Saiba mitos e verdades sobre a cerveja

Toda primeira sexta-feira de agosto comemora-se o Dia Internacional da Cerveja. Neste ano, a data é celebrada nesta sexta, dia 04. Segundo a Associação Brasileira da Indústria da Cerveja (CervBrasil), o setor cervejeiro no país movimenta cerca de 50 fábricas, que contribui em 1,6% do PIB nacional e tem faturamento de R$70 bilhões por ano. Ainda segundo a CervBrasil, a ingestão da bebida é de 66,9 litros por pessoa durante um ano, ocupando a 27ª posição mundial em 2014. Não é para menos que, segundo dados do Ibope, a cerveja foi eleita como ‘a cara do brasileiro’.

Mas você sabe a origem dessa data? Esse dia começou com uma brincadeira entre amigos em 2007, em Santa Cruz, na Califórnia, EUA. O americano Jesse Avshalomov, um apaixonado por cerveja, contou sua ideia de ter um dia inteiro dedicado a amada bebida e junto com três amigos, Evan Hamilton, Aaron Araki e Richard Hernandez, conseguiram convencer o dono do bar preferido deles a fazer uma festa com esse tema. A celebração cresceu e ganhou o mundo.
Já foram realizadas mais de 350 comemorações oficiais, em 50 países inclusive no Brasil, que ocupa a 3ª posição na lista de maiores produtores de cerveja do mundo cerveja em 2015, atrás apenas da China e dos Estados Unidos.

**Linhas fornecidas**
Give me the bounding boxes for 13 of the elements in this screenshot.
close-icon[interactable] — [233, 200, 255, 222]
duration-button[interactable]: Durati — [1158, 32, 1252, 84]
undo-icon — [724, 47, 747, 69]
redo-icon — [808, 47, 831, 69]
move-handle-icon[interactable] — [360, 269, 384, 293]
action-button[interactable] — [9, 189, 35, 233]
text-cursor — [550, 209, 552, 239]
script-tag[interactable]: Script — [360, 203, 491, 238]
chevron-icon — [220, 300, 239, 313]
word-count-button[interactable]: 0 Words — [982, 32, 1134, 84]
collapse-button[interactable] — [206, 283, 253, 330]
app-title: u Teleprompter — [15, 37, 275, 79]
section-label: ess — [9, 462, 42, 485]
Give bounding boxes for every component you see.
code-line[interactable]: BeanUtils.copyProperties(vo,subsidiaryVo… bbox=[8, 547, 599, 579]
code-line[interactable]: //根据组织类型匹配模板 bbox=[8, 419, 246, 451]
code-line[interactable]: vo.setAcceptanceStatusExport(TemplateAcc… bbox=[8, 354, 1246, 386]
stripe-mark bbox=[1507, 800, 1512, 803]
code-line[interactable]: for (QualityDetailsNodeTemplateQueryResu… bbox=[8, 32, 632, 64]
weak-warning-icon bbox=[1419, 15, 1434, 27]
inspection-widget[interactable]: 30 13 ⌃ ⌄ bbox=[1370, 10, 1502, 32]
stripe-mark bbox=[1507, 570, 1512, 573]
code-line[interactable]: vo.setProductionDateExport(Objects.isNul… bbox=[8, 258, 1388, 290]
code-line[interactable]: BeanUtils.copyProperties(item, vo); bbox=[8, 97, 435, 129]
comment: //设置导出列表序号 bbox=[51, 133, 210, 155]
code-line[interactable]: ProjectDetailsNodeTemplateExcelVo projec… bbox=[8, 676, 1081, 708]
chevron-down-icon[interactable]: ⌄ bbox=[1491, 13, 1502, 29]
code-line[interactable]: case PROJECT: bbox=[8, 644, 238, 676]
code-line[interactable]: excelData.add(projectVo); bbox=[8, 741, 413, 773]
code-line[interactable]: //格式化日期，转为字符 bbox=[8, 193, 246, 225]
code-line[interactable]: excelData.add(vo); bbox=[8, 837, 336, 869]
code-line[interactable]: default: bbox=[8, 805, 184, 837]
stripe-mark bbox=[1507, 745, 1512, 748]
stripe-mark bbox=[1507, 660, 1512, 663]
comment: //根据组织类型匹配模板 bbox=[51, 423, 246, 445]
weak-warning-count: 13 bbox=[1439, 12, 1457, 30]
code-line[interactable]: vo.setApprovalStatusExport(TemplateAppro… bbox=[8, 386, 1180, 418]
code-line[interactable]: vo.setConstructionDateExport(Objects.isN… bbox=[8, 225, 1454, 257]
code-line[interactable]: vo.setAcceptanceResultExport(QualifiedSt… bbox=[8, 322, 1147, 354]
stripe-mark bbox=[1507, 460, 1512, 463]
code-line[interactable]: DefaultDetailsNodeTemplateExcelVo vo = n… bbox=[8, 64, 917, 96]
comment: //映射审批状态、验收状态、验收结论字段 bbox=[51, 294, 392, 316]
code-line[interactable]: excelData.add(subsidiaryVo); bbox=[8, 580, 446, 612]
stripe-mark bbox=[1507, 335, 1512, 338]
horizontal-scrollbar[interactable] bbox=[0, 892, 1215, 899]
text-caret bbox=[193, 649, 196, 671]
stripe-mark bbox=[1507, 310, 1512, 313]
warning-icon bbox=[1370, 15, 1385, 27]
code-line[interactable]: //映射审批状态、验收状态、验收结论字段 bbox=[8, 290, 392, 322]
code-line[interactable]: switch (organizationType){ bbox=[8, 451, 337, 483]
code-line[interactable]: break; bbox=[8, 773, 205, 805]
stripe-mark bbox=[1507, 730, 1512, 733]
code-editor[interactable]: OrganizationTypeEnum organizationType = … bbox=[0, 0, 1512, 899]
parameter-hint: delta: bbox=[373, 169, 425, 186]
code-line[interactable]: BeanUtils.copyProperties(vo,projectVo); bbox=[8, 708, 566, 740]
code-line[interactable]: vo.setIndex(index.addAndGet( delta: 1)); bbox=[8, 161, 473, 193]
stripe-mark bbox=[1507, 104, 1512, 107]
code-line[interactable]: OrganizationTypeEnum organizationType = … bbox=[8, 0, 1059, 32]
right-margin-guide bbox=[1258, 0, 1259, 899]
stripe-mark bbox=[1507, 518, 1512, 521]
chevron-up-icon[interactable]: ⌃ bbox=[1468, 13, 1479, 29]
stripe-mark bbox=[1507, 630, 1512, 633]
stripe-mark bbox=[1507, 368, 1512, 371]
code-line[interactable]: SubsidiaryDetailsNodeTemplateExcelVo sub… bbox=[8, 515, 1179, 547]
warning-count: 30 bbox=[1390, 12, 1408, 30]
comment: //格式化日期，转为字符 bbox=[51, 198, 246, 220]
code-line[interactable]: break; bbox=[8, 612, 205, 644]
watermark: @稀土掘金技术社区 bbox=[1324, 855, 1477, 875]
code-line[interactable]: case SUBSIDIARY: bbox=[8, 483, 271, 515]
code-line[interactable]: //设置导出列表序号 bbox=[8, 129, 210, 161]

**Tarefas propostas**
1. Reescreva de forma mais concisa o parágrafo do texto sobre a cerveja que começa com "Mas você sabe a origem dessa data?", conservando seus fatos principais.
2. Responda às perguntas a seguir com base no texto sobre a cerveja.
(a) Segundo a CervBrasil, qual é o faturamento anual do setor cervejeiro no Brasil?
(b) Em que cidade começou a comemoração do Dia Internacional da Cerveja?
(c) Que posição o Brasil ocupava em 2015 na lista de maiores produtores de cerveja do mundo?

**Respostas às tarefas**
1. O Dia Internacional da Cerveja nasceu em 2007, como uma brincadeira entre amigos em Santa Cruz, na Califórnia (EUA). O americano Jesse Avshalomov, apaixonado pela bebida, propôs um dia inteiro dedicado a ela. Com Evan Hamilton, Aaron Araki e Richard Hernandez, convenceu o dono do bar preferido do grupo a promover uma festa com esse tema. A celebração cresceu e se espalhou pelo mundo.

2.
(a) R$70 bilhões por ano.
(b) Em Santa Cruz, na Califórnia, EUA.
(c) A 3ª posição, atrás apenas da China e dos Estados Unidos.